** Data to use **
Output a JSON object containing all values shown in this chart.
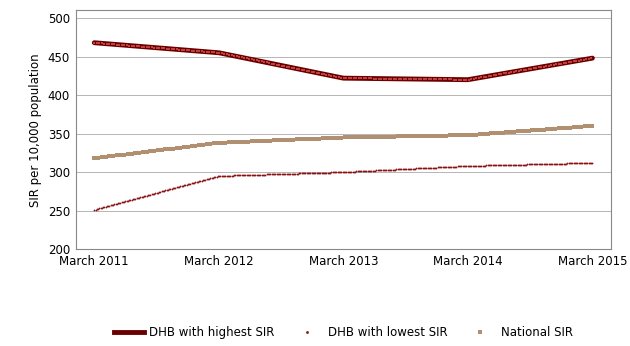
{
  "x_labels": [
    "March 2011",
    "March 2012",
    "March 2013",
    "March 2014",
    "March 2015"
  ],
  "x_values": [
    0,
    1,
    2,
    3,
    4
  ],
  "highest_sir": [
    468,
    455,
    422,
    420,
    448
  ],
  "lowest_sir": [
    251,
    295,
    300,
    308,
    312
  ],
  "national_sir": [
    318,
    338,
    345,
    348,
    360
  ],
  "highest_color_dark": "#6B0000",
  "highest_color_light": "#C04040",
  "lowest_color": "#8B1010",
  "national_color": "#B09070",
  "ylabel": "SIR per 10,000 population",
  "ylim": [
    200,
    510
  ],
  "yticks": [
    200,
    250,
    300,
    350,
    400,
    450,
    500
  ],
  "legend_highest": "DHB with highest SIR",
  "legend_lowest": "DHB with lowest SIR",
  "legend_national": "National SIR",
  "background_color": "#ffffff",
  "grid_color": "#aaaaaa",
  "border_color": "#888888"
}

** Exercise objective **
Find and count the lines of the data that include the string "with", and report that figure by itself.

** Response to the task **
2